━━ Recorded data
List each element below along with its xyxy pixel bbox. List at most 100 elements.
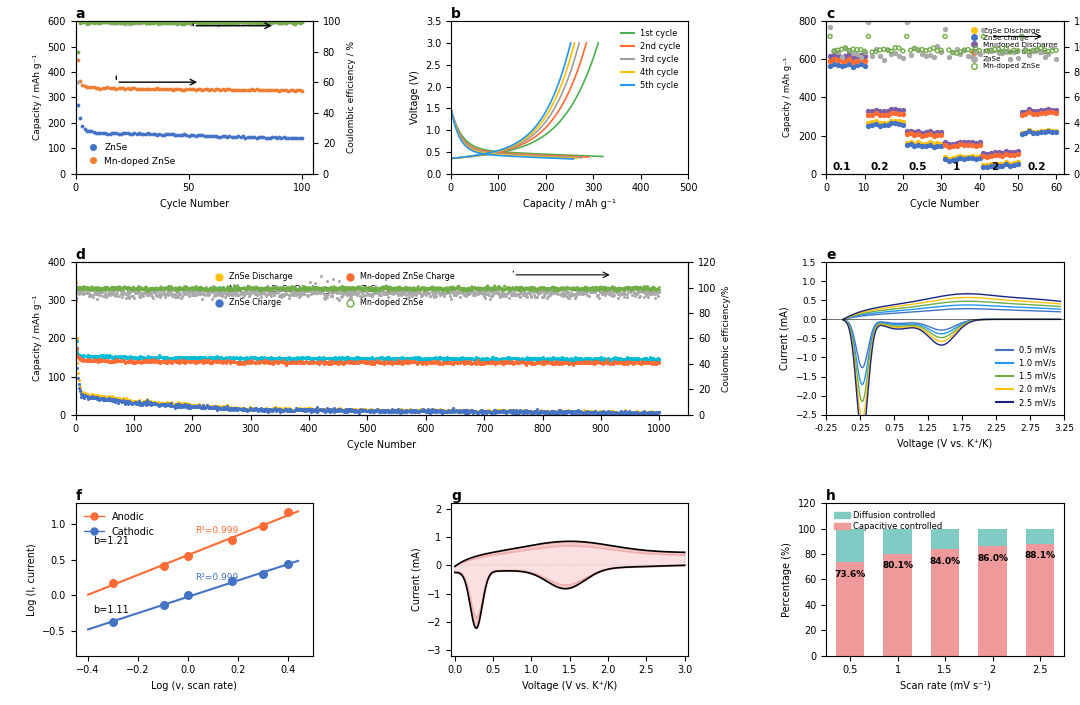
Point [129, 83, 146, 94]
Point [875, 54, 892, 66]
Point [249, 282, 267, 293]
Point [216, 285, 233, 296]
Point [143, 399, 160, 410]
Point [376, 352, 393, 364]
Point [297, 282, 314, 293]
Point [279, 405, 296, 416]
Point [308, 406, 325, 417]
Point [267, 405, 284, 416]
Point [472, 288, 489, 299]
Point [458, 285, 475, 296]
Point [578, 287, 595, 298]
Point [329, 352, 347, 364]
Point [198, 18, 215, 29]
Point [460, 405, 477, 417]
Text: d: d [76, 248, 85, 262]
Point [377, 289, 394, 300]
Point [166, 400, 184, 412]
Point [563, 352, 580, 364]
Point [311, 353, 328, 364]
Point [200, 356, 217, 367]
Point [540, 284, 557, 295]
Point [173, 398, 190, 410]
Point [482, 283, 499, 295]
Point [79, 391, 96, 402]
Point [1043, 104, 1061, 115]
Point [164, 84, 181, 95]
Point [411, 405, 429, 416]
Point [404, 404, 421, 415]
Point [93, 284, 110, 295]
Point [131, 283, 148, 294]
Point [325, 281, 342, 293]
Point [268, 404, 285, 415]
Point [424, 352, 442, 364]
Point [112, 288, 130, 300]
Point [375, 353, 392, 364]
Point [507, 405, 524, 416]
Point [531, 405, 549, 417]
Point [646, 406, 663, 417]
Point [994, 46, 1011, 57]
Point [419, 404, 436, 415]
Point [216, 401, 233, 412]
Point [474, 354, 491, 365]
Point [629, 407, 646, 418]
Point [288, 133, 306, 144]
Point [264, 356, 281, 367]
Point [395, 406, 413, 417]
Point [185, 400, 202, 412]
Point [136, 287, 153, 298]
Point [275, 288, 293, 300]
Point [214, 353, 231, 364]
Point [224, 357, 241, 368]
Point [77, 283, 94, 295]
Point [482, 407, 499, 419]
Point [340, 284, 357, 295]
Point [342, 353, 360, 364]
Point [172, 399, 189, 410]
Point [197, 355, 214, 366]
Point [607, 357, 624, 368]
Point [176, 283, 193, 295]
Point [113, 283, 131, 294]
Point [517, 405, 535, 416]
Point [379, 407, 396, 418]
Point [225, 289, 242, 300]
Point [523, 352, 540, 364]
Point [202, 401, 219, 412]
Point [555, 283, 572, 295]
Point [200, 400, 217, 411]
Point [505, 353, 523, 364]
Point [413, 290, 430, 302]
Point [94, 290, 111, 302]
Point [328, 358, 346, 369]
Point [208, 288, 226, 299]
Point [378, 357, 395, 369]
Point [211, 288, 228, 299]
Point [503, 405, 521, 417]
Point [296, 352, 313, 363]
Point [96, 82, 113, 94]
Point [87, 283, 105, 294]
Point [113, 283, 131, 295]
Point [395, 405, 413, 417]
Point [393, 405, 410, 417]
Point [535, 406, 552, 417]
Point [109, 283, 126, 295]
Point [275, 403, 293, 414]
Point [508, 357, 525, 369]
Point [380, 283, 397, 295]
Point [303, 403, 321, 415]
Point [380, 407, 397, 418]
Point [640, 353, 658, 364]
Point [104, 16, 121, 27]
Point [621, 286, 638, 297]
Point [175, 354, 192, 365]
Point [559, 357, 577, 369]
Point [168, 83, 186, 94]
Point [104, 396, 121, 407]
Point [208, 355, 226, 367]
Point [482, 355, 499, 366]
Point [227, 283, 244, 295]
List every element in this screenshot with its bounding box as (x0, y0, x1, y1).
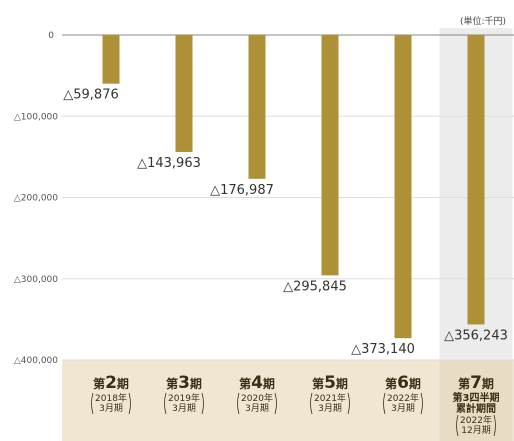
category-prefix: 第 (93, 376, 105, 391)
y-tick-label: △100,000 (14, 112, 58, 122)
category-extra-line: 第3四半期 (453, 391, 500, 404)
category-sub-line: 2019年 (168, 392, 200, 404)
bracket-right (128, 392, 131, 415)
bracket-left (383, 392, 386, 415)
value-label: △143,963 (137, 156, 201, 171)
bar (102, 35, 120, 84)
category-sub-line: 2021年 (314, 392, 346, 404)
y-tick-label: △400,000 (14, 356, 58, 366)
category-sub-line: 2022年 (387, 392, 419, 404)
category-sub-line: 3月期 (391, 403, 415, 414)
category-suffix: 期 (336, 376, 348, 391)
value-label: △356,243 (444, 328, 508, 343)
bar (248, 35, 266, 179)
value-label: △373,140 (351, 342, 415, 357)
category-prefix: 第 (166, 376, 178, 391)
category-sub-line: 3月期 (99, 403, 123, 414)
category-sub-line: 12月期 (461, 425, 490, 436)
bracket-left (91, 392, 94, 415)
y-tick-label: △200,000 (14, 194, 58, 204)
category-suffix: 期 (409, 376, 421, 391)
category-prefix: 第 (312, 376, 324, 391)
category-title: 第5期 (312, 373, 348, 393)
category-band (62, 360, 514, 441)
category-title: 第7期 (458, 373, 494, 393)
category-title: 第2期 (93, 373, 129, 393)
category-extra-line: 累計期間 (456, 402, 496, 415)
category-sub-line: 3月期 (245, 403, 269, 414)
bracket-right (493, 414, 496, 437)
bar (467, 35, 485, 325)
category-sub-line: 2020年 (241, 392, 273, 404)
category-number: 4 (251, 373, 263, 393)
category-title: 第4期 (239, 373, 275, 393)
bracket-right (420, 392, 423, 415)
category-number: 3 (178, 373, 190, 393)
category-prefix: 第 (239, 376, 251, 391)
category-prefix: 第 (458, 376, 470, 391)
bar (321, 35, 339, 276)
bar (175, 35, 193, 152)
value-label: △295,845 (283, 279, 347, 294)
category-number: 5 (324, 373, 336, 393)
category-prefix: 第 (385, 376, 397, 391)
category-title: 第6期 (385, 373, 421, 393)
bracket-right (274, 392, 277, 415)
category-band-highlight (439, 360, 513, 441)
y-tick-label: 0 (48, 31, 54, 41)
category-number: 6 (397, 373, 409, 393)
unit-label: (単位:千円) (460, 15, 506, 27)
value-label: △176,987 (210, 183, 274, 198)
bar (394, 35, 412, 339)
category-sub-line: 3月期 (172, 403, 196, 414)
bracket-left (164, 392, 167, 415)
y-tick-label: △300,000 (14, 275, 58, 285)
value-label: △59,876 (63, 88, 119, 103)
category-title: 第3期 (166, 373, 202, 393)
category-sub-line: 3月期 (318, 403, 342, 414)
category-sub-line: 2018年 (95, 392, 127, 404)
bracket-left (237, 392, 240, 415)
category-suffix: 期 (263, 376, 275, 391)
category-sub-line: 2022年 (460, 414, 492, 426)
category-number: 2 (105, 373, 117, 393)
category-suffix: 期 (117, 376, 129, 391)
category-suffix: 期 (190, 376, 202, 391)
bracket-right (201, 392, 204, 415)
category-number: 7 (470, 373, 482, 393)
bracket-right (347, 392, 350, 415)
bracket-left (310, 392, 313, 415)
bracket-left (456, 414, 459, 437)
category-suffix: 期 (482, 376, 494, 391)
━━━━
_Directive_
Copy out every line of the records above exactly, but leave the pictures out of your answer.

_Solution_
List each element below along with its xyxy pixel bbox. List at most 100 elements.
Point [129, 83, 146, 94]
Point [875, 54, 892, 66]
Point [249, 282, 267, 293]
Point [216, 285, 233, 296]
Point [143, 399, 160, 410]
Point [376, 352, 393, 364]
Point [297, 282, 314, 293]
Point [279, 405, 296, 416]
Point [308, 406, 325, 417]
Point [267, 405, 284, 416]
Point [472, 288, 489, 299]
Point [458, 285, 475, 296]
Point [578, 287, 595, 298]
Point [329, 352, 347, 364]
Point [198, 18, 215, 29]
Point [460, 405, 477, 417]
Text: d: d [76, 248, 85, 262]
Point [377, 289, 394, 300]
Point [166, 400, 184, 412]
Point [563, 352, 580, 364]
Point [311, 353, 328, 364]
Point [200, 356, 217, 367]
Point [540, 284, 557, 295]
Point [173, 398, 190, 410]
Point [482, 283, 499, 295]
Point [79, 391, 96, 402]
Point [1043, 104, 1061, 115]
Point [164, 84, 181, 95]
Point [411, 405, 429, 416]
Point [404, 404, 421, 415]
Point [93, 284, 110, 295]
Point [131, 283, 148, 294]
Point [325, 281, 342, 293]
Point [268, 404, 285, 415]
Point [424, 352, 442, 364]
Point [112, 288, 130, 300]
Point [375, 353, 392, 364]
Point [507, 405, 524, 416]
Point [531, 405, 549, 417]
Point [646, 406, 663, 417]
Point [994, 46, 1011, 57]
Point [419, 404, 436, 415]
Point [216, 401, 233, 412]
Point [474, 354, 491, 365]
Point [629, 407, 646, 418]
Point [288, 133, 306, 144]
Point [264, 356, 281, 367]
Point [395, 406, 413, 417]
Point [185, 400, 202, 412]
Point [136, 287, 153, 298]
Point [275, 288, 293, 300]
Point [214, 353, 231, 364]
Point [224, 357, 241, 368]
Point [77, 283, 94, 295]
Point [482, 407, 499, 419]
Point [340, 284, 357, 295]
Point [342, 353, 360, 364]
Point [172, 399, 189, 410]
Point [197, 355, 214, 366]
Point [607, 357, 624, 368]
Point [176, 283, 193, 295]
Point [113, 283, 131, 294]
Point [517, 405, 535, 416]
Point [379, 407, 396, 418]
Point [225, 289, 242, 300]
Point [523, 352, 540, 364]
Point [202, 401, 219, 412]
Point [555, 283, 572, 295]
Point [200, 400, 217, 411]
Point [505, 353, 523, 364]
Point [413, 290, 430, 302]
Point [94, 290, 111, 302]
Point [328, 358, 346, 369]
Point [208, 288, 226, 299]
Point [378, 357, 395, 369]
Point [211, 288, 228, 299]
Point [503, 405, 521, 417]
Point [296, 352, 313, 363]
Point [96, 82, 113, 94]
Point [87, 283, 105, 294]
Point [113, 283, 131, 295]
Point [395, 405, 413, 417]
Point [393, 405, 410, 417]
Point [535, 406, 552, 417]
Point [109, 283, 126, 295]
Point [275, 403, 293, 414]
Point [508, 357, 525, 369]
Point [380, 283, 397, 295]
Point [303, 403, 321, 415]
Point [380, 407, 397, 418]
Point [640, 353, 658, 364]
Point [104, 16, 121, 27]
Point [621, 286, 638, 297]
Point [175, 354, 192, 365]
Point [559, 357, 577, 369]
Point [168, 83, 186, 94]
Point [104, 396, 121, 407]
Point [208, 355, 226, 367]
Point [482, 355, 499, 366]
Point [227, 283, 244, 295]
List every element in this screenshot with its bounding box as (x0, y0, x1, y1).
category-prefix: 第 (93, 376, 105, 391)
y-tick-label: △100,000 (14, 112, 58, 122)
category-extra-line: 第3四半期 (453, 391, 500, 404)
category-sub-line: 2019年 (168, 392, 200, 404)
bracket-right (128, 392, 131, 415)
bracket-left (383, 392, 386, 415)
value-label: △143,963 (137, 156, 201, 171)
bar (102, 35, 120, 84)
category-sub-line: 2021年 (314, 392, 346, 404)
y-tick-label: △400,000 (14, 356, 58, 366)
category-sub-line: 2022年 (387, 392, 419, 404)
category-sub-line: 3月期 (391, 403, 415, 414)
category-suffix: 期 (336, 376, 348, 391)
value-label: △356,243 (444, 328, 508, 343)
bar (248, 35, 266, 179)
value-label: △373,140 (351, 342, 415, 357)
category-prefix: 第 (166, 376, 178, 391)
category-sub-line: 3月期 (99, 403, 123, 414)
category-sub-line: 12月期 (461, 425, 490, 436)
bracket-left (91, 392, 94, 415)
y-tick-label: △200,000 (14, 194, 58, 204)
category-suffix: 期 (409, 376, 421, 391)
category-prefix: 第 (312, 376, 324, 391)
category-title: 第5期 (312, 373, 348, 393)
category-band (62, 360, 514, 441)
category-title: 第7期 (458, 373, 494, 393)
category-title: 第2期 (93, 373, 129, 393)
category-extra-line: 累計期間 (456, 402, 496, 415)
category-sub-line: 3月期 (245, 403, 269, 414)
bracket-right (493, 414, 496, 437)
bar (467, 35, 485, 325)
category-sub-line: 2020年 (241, 392, 273, 404)
category-number: 4 (251, 373, 263, 393)
category-title: 第4期 (239, 373, 275, 393)
bracket-right (420, 392, 423, 415)
category-number: 3 (178, 373, 190, 393)
category-prefix: 第 (239, 376, 251, 391)
category-prefix: 第 (458, 376, 470, 391)
bar (321, 35, 339, 276)
bar (175, 35, 193, 152)
value-label: △295,845 (283, 279, 347, 294)
category-number: 5 (324, 373, 336, 393)
category-prefix: 第 (385, 376, 397, 391)
category-title: 第6期 (385, 373, 421, 393)
bracket-right (274, 392, 277, 415)
category-band-highlight (439, 360, 513, 441)
y-tick-label: 0 (48, 31, 54, 41)
category-number: 6 (397, 373, 409, 393)
unit-label: (単位:千円) (460, 15, 506, 27)
value-label: △176,987 (210, 183, 274, 198)
bar (394, 35, 412, 339)
category-sub-line: 3月期 (172, 403, 196, 414)
bracket-left (164, 392, 167, 415)
y-tick-label: △300,000 (14, 275, 58, 285)
value-label: △59,876 (63, 88, 119, 103)
category-title: 第3期 (166, 373, 202, 393)
category-sub-line: 3月期 (318, 403, 342, 414)
category-sub-line: 2018年 (95, 392, 127, 404)
bracket-left (237, 392, 240, 415)
category-suffix: 期 (263, 376, 275, 391)
category-sub-line: 2022年 (460, 414, 492, 426)
category-number: 2 (105, 373, 117, 393)
category-suffix: 期 (117, 376, 129, 391)
category-suffix: 期 (190, 376, 202, 391)
bracket-right (201, 392, 204, 415)
category-number: 7 (470, 373, 482, 393)
bracket-right (347, 392, 350, 415)
bracket-left (310, 392, 313, 415)
bracket-left (456, 414, 459, 437)
category-suffix: 期 (482, 376, 494, 391)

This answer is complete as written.